# WHAT TO PRODUCE:
Copy out the records in full, word for word, without pictures.

# STORED ROWS:
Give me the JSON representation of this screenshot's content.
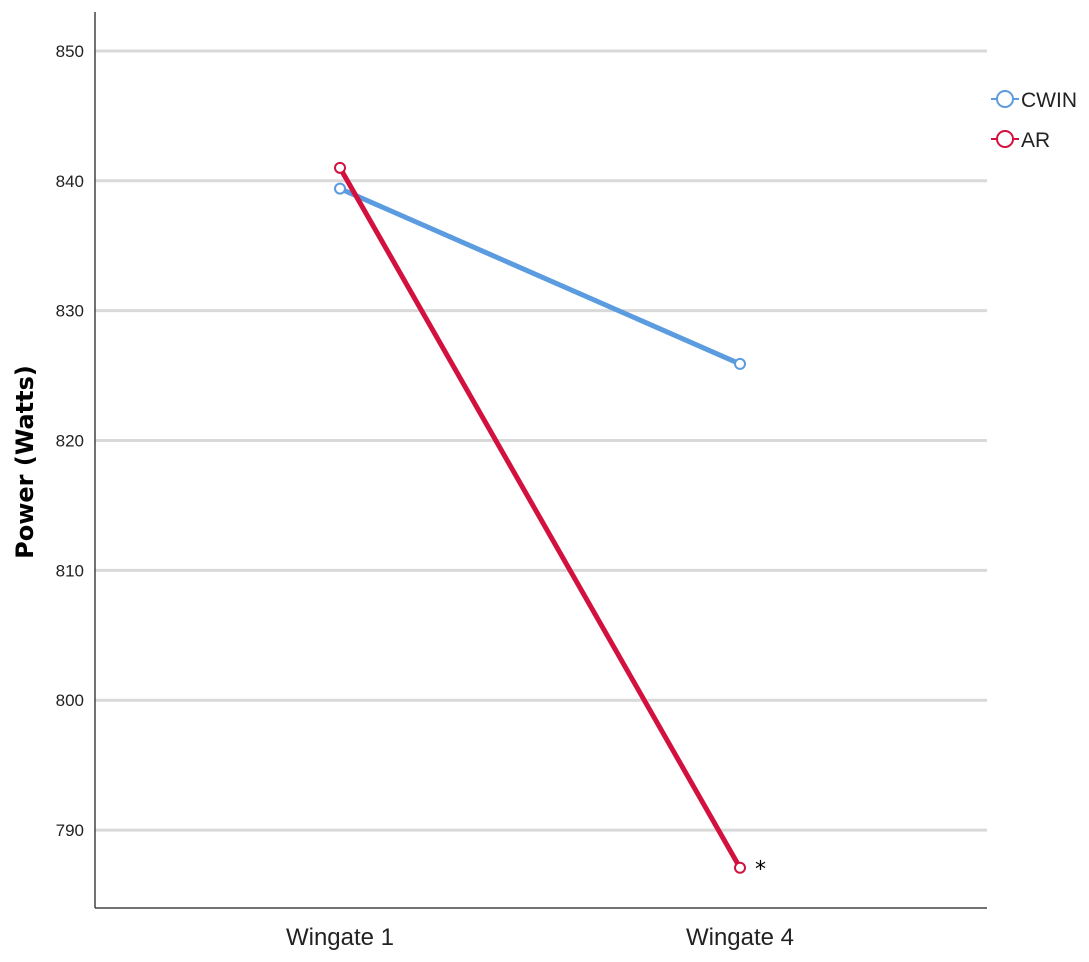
{
  "chart_data": {
    "type": "line",
    "title": "",
    "xlabel": "",
    "ylabel": "Power (Watts)",
    "categories": [
      "Wingate 1",
      "Wingate 4"
    ],
    "ylim": [
      784,
      853
    ],
    "yticks": [
      790,
      800,
      810,
      820,
      830,
      840,
      850
    ],
    "grid": true,
    "legend_position": "top-right",
    "series": [
      {
        "name": "CWIN",
        "color": "#5b9bdf",
        "values": [
          839.4,
          825.9
        ]
      },
      {
        "name": "AR",
        "color": "#d2113e",
        "values": [
          841.0,
          787.1
        ]
      }
    ],
    "annotations": [
      {
        "text": "*",
        "category": "Wingate 4",
        "series": "AR"
      }
    ]
  }
}
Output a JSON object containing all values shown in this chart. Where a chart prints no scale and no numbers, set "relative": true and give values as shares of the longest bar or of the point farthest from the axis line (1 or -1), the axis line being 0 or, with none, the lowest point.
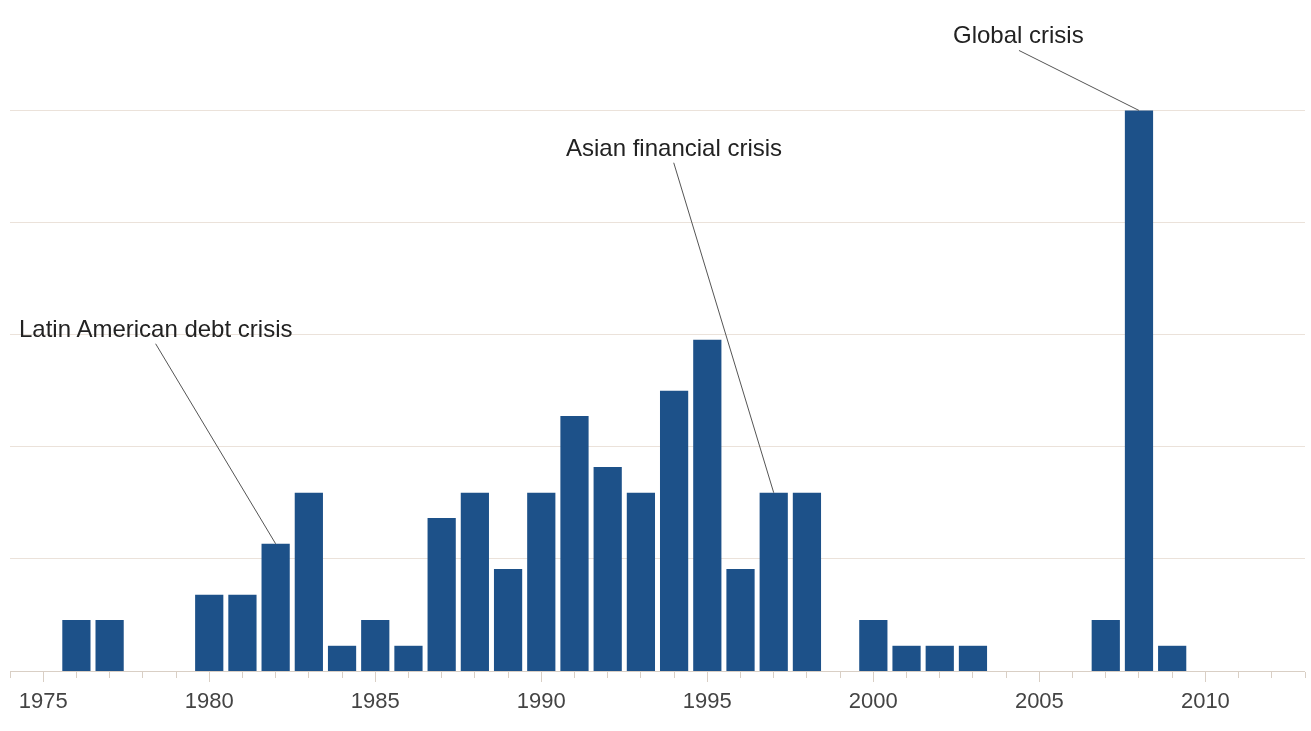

# SOLUTION:
Give me the JSON representation of this screenshot's content.
{
  "chart_data": {
    "type": "line",
    "title": "",
    "xlabel": "",
    "ylabel": "Power (Watts)",
    "categories": [
      "Wingate 1",
      "Wingate 4"
    ],
    "ylim": [
      784,
      853
    ],
    "yticks": [
      790,
      800,
      810,
      820,
      830,
      840,
      850
    ],
    "grid": true,
    "legend_position": "top-right",
    "series": [
      {
        "name": "CWIN",
        "color": "#5b9bdf",
        "values": [
          839.4,
          825.9
        ]
      },
      {
        "name": "AR",
        "color": "#d2113e",
        "values": [
          841.0,
          787.1
        ]
      }
    ],
    "annotations": [
      {
        "text": "*",
        "category": "Wingate 4",
        "series": "AR"
      }
    ]
  }
}
Output a JSON object containing all values shown in this chart. Where a chart prints no scale and no numbers, set "relative": true and give values as shares of the longest bar or of the point farthest from the axis line (1 or -1), the axis line being 0 or, with none, the lowest point.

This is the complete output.